-- Exercise requirements --
Each line of the listing that contains the word "video" is to be copied.

-- Listed records --
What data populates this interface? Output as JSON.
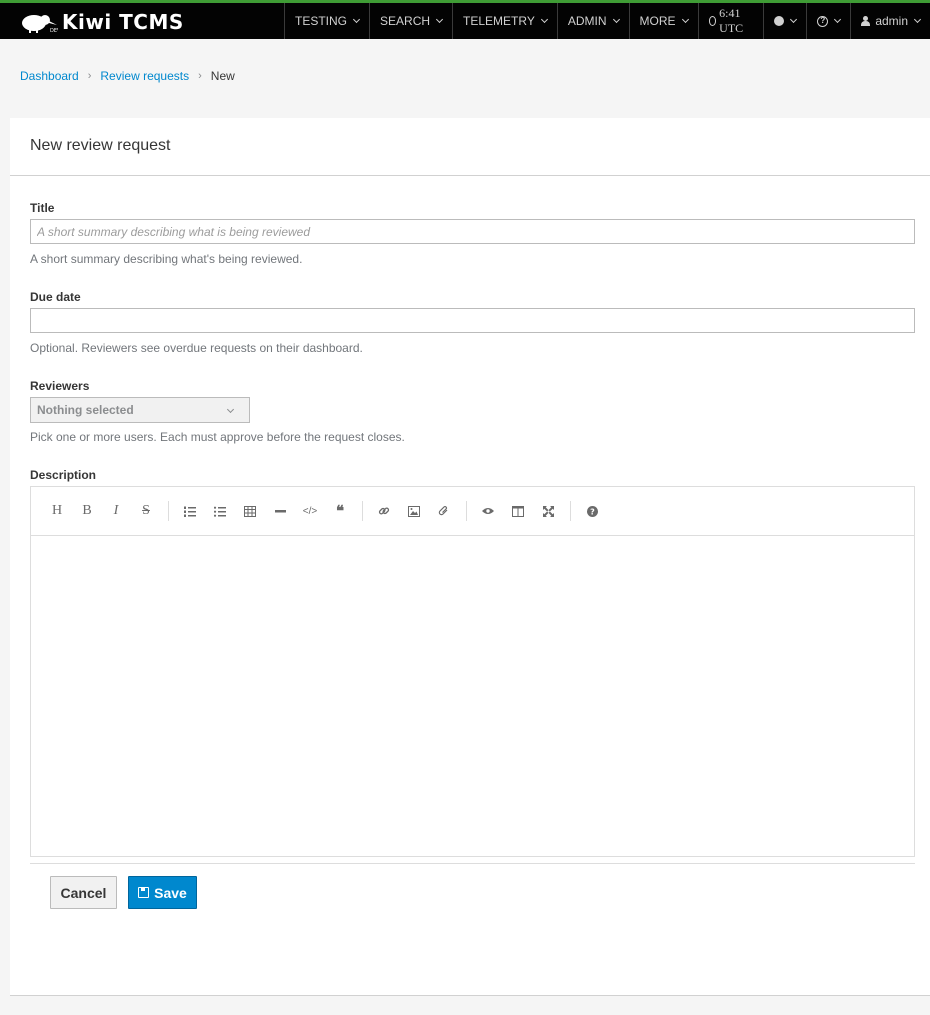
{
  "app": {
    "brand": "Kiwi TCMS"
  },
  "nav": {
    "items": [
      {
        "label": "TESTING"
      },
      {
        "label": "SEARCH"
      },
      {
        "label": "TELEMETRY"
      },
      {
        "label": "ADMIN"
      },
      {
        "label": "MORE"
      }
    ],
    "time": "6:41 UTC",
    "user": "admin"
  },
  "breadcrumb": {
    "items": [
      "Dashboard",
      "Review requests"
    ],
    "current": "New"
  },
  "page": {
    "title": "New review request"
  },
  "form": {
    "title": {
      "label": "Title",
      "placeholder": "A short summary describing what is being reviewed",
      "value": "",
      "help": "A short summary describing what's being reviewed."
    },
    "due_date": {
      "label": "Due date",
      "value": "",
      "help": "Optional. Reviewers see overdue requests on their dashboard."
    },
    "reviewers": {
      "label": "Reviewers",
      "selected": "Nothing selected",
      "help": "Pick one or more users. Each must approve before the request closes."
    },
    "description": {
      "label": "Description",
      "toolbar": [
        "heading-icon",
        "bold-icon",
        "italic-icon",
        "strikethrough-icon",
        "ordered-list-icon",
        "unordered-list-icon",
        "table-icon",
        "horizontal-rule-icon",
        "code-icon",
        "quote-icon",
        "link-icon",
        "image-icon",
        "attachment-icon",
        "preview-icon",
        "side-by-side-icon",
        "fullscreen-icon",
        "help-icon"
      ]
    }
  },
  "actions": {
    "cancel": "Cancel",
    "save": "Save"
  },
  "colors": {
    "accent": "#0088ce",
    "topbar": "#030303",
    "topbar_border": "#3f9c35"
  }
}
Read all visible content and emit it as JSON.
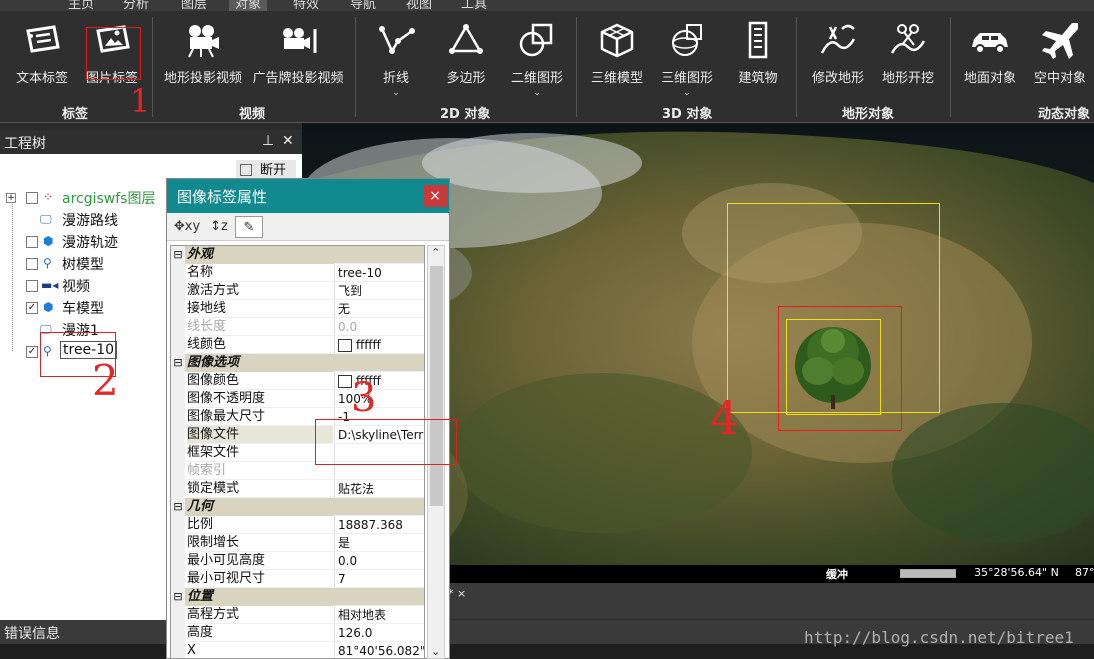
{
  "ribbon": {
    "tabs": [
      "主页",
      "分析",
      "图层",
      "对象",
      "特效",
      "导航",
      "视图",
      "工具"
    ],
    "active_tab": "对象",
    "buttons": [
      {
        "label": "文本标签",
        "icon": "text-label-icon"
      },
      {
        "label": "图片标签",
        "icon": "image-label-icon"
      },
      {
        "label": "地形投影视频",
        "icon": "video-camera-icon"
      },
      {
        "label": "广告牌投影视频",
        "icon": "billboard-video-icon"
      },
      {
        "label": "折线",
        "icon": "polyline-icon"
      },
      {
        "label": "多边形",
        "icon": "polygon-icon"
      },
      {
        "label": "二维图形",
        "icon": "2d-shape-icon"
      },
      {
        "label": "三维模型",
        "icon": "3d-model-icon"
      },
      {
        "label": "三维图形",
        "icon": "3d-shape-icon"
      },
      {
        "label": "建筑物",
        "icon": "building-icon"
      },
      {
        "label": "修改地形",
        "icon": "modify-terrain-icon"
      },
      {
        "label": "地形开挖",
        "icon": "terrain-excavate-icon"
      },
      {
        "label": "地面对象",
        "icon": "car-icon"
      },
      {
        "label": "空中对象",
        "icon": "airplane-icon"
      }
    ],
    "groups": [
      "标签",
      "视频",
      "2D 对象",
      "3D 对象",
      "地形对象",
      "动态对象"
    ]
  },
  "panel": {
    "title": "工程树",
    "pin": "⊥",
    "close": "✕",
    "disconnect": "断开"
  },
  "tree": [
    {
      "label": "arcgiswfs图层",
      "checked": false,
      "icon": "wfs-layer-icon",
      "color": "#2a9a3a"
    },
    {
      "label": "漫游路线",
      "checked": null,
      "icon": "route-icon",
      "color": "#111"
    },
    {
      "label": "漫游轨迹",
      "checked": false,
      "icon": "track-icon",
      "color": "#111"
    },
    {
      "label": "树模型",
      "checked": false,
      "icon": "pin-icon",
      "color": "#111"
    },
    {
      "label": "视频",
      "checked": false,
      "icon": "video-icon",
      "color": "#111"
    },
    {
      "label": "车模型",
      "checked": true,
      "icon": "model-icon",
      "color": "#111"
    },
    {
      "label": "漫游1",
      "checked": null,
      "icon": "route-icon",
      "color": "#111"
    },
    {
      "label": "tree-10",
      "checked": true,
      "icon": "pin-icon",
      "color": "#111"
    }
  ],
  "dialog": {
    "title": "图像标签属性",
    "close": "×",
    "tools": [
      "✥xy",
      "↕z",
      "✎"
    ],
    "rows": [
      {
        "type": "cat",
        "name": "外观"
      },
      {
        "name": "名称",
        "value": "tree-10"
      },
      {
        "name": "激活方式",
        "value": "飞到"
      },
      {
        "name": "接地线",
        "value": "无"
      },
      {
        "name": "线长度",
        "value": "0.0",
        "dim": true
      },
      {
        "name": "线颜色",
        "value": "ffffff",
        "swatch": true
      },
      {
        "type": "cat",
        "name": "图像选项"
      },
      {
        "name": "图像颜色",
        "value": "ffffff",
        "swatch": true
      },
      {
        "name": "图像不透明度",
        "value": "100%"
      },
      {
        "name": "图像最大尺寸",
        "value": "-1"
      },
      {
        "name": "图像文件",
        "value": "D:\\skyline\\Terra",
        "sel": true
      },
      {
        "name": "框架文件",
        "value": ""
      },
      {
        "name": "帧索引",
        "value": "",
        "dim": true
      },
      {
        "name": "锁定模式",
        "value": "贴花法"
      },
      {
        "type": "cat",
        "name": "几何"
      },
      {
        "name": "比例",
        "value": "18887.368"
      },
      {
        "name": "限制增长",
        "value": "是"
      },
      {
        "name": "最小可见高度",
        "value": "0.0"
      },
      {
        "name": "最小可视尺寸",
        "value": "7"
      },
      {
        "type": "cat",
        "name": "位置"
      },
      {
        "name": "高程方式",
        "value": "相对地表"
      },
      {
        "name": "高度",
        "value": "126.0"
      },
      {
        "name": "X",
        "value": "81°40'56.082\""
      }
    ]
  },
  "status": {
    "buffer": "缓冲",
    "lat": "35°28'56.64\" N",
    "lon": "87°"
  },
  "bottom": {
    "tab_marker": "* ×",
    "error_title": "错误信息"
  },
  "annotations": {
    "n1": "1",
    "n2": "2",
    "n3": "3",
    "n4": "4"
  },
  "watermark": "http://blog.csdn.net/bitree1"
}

...

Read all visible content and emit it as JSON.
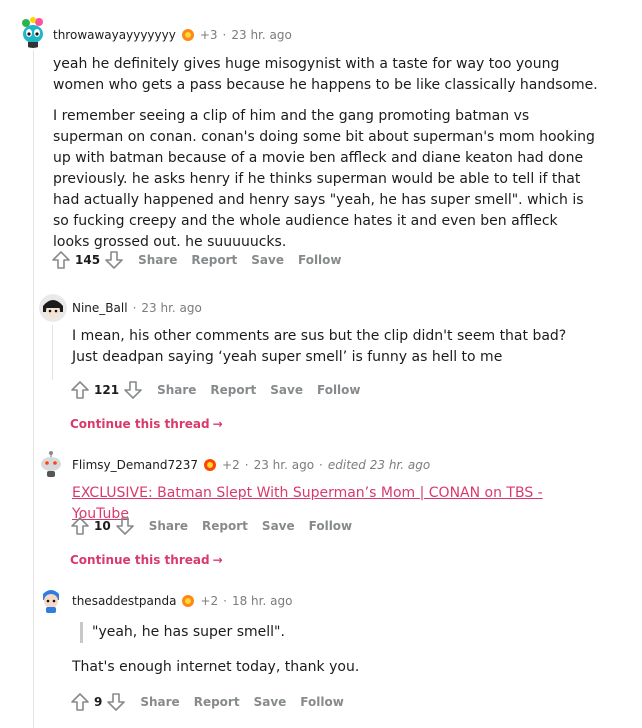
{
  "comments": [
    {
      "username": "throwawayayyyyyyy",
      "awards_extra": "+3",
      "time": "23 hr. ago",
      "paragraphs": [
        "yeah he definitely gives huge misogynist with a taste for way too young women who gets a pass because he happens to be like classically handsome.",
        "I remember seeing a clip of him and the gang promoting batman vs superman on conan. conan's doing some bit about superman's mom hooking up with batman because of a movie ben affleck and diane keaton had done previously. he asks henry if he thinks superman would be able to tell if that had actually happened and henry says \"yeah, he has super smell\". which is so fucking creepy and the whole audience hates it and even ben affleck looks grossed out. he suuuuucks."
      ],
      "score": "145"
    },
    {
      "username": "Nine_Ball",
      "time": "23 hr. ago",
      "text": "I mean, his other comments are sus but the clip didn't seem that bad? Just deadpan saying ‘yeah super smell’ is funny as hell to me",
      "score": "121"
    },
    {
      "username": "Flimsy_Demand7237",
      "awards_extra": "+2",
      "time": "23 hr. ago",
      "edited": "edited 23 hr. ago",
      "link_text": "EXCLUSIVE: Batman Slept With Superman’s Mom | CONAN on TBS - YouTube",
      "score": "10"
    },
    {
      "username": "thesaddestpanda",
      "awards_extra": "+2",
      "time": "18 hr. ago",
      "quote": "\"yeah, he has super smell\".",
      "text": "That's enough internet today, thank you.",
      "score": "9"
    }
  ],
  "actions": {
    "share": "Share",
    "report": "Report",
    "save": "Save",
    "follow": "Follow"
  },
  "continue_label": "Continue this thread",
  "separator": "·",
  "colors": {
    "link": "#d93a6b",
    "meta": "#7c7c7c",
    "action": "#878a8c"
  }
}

-- Result for this exercise --
        "icon": "video-camera-icon"
        "icon": "billboard-video-icon"
      "icon": "video-icon",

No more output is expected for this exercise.